REQUIRED WORK: Using the listing below, report all lines holding the word "icon".

RAW RECORDS:
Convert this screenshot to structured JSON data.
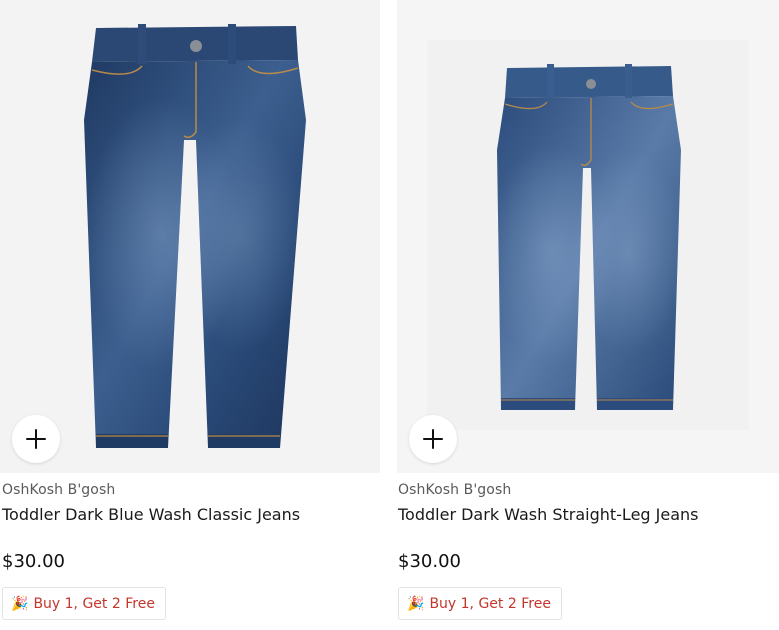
{
  "products": [
    {
      "brand": "OshKosh B'gosh",
      "title": "Toddler Dark Blue Wash Classic Jeans",
      "price": "$30.00",
      "promo": "Buy 1, Get 2 Free",
      "promo_icon": "party-popper-icon",
      "image": "dark-blue-wash-jeans",
      "add_icon": "plus-icon"
    },
    {
      "brand": "OshKosh B'gosh",
      "title": "Toddler Dark Wash Straight-Leg Jeans",
      "price": "$30.00",
      "promo": "Buy 1, Get 2 Free",
      "promo_icon": "party-popper-icon",
      "image": "dark-wash-straight-leg-jeans",
      "add_icon": "plus-icon"
    }
  ],
  "colors": {
    "promo_text": "#c4362c",
    "denim_dark": "#23406b",
    "denim_light": "#4a6e9c"
  }
}
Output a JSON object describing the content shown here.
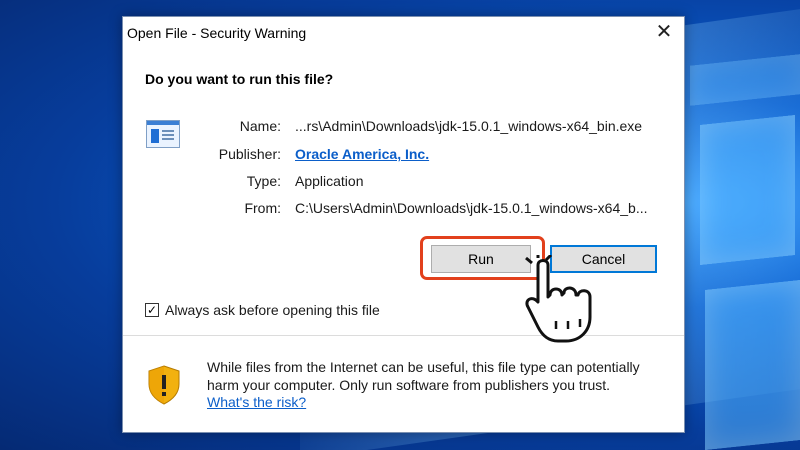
{
  "dialog": {
    "title": "Open File - Security Warning",
    "close_glyph": "✕",
    "question": "Do you want to run this file?",
    "file_icon": "application-window-icon",
    "fields": [
      {
        "label": "Name:",
        "value": "...rs\\Admin\\Downloads\\jdk-15.0.1_windows-x64_bin.exe"
      },
      {
        "label": "Publisher:",
        "value": "Oracle America, Inc."
      },
      {
        "label": "Type:",
        "value": "Application"
      },
      {
        "label": "From:",
        "value": "C:\\Users\\Admin\\Downloads\\jdk-15.0.1_windows-x64_b..."
      }
    ],
    "buttons": {
      "run": "Run",
      "cancel": "Cancel"
    },
    "checkbox": {
      "label": "Always ask before opening this file",
      "checked": true,
      "glyph": "✓"
    },
    "warning": {
      "icon": "shield-warning-icon",
      "text": "While files from the Internet can be useful, this file type can potentially harm your computer. Only run software from publishers you trust.",
      "link": "What's the risk?"
    }
  },
  "colors": {
    "link": "#0b5ec9",
    "highlight": "#e2401c",
    "cancel_border": "#0078d7",
    "desktop_blue": "#0a5fd0"
  },
  "overlay": {
    "pointer": "tap-hand-icon"
  }
}
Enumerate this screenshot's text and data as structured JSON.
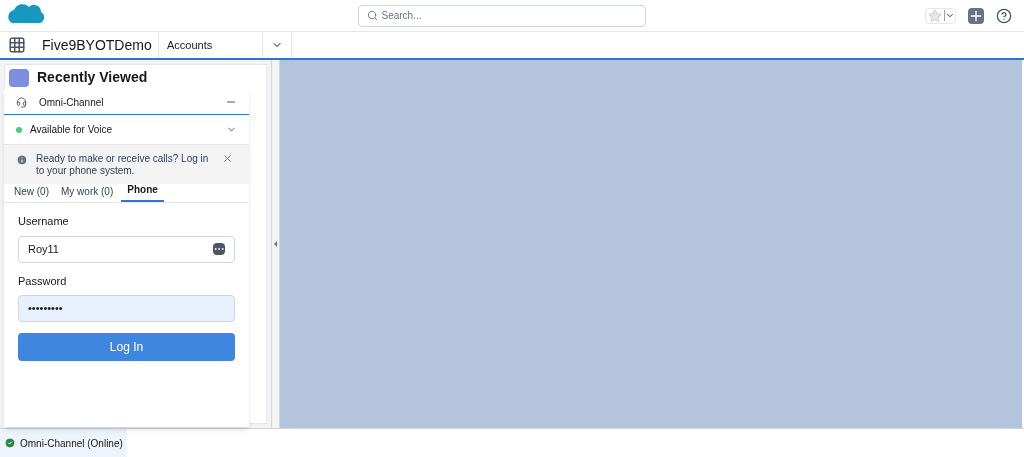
{
  "header": {
    "search": {
      "placeholder": "Search..."
    }
  },
  "nav": {
    "app_name": "Five9BYOTDemo",
    "tabs": [
      {
        "label": "Accounts",
        "selected": false
      }
    ]
  },
  "list_view": {
    "title": "Recently Viewed"
  },
  "omni_channel": {
    "title": "Omni-Channel",
    "status": "Available for Voice",
    "notice": "Ready to make or receive calls? Log in to your phone system.",
    "tabs": [
      {
        "label": "New (0)",
        "selected": false
      },
      {
        "label": "My work (0)",
        "selected": false
      },
      {
        "label": "Phone",
        "selected": true
      }
    ],
    "username": {
      "label": "Username",
      "value": "Roy11"
    },
    "password": {
      "label": "Password",
      "value": "•••••••••"
    },
    "login_button": "Log In"
  },
  "footer": {
    "utility": "Omni-Channel (Online)"
  }
}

ANSWER FOR THE TASK:
      "promo_icon": "party-popper-icon",
      "add_icon": "plus-icon"
      "promo_icon": "party-popper-icon",
      "add_icon": "plus-icon"
    "file_icon": "application-window-icon",
      "icon": "shield-warning-icon",
    "pointer": "tap-hand-icon"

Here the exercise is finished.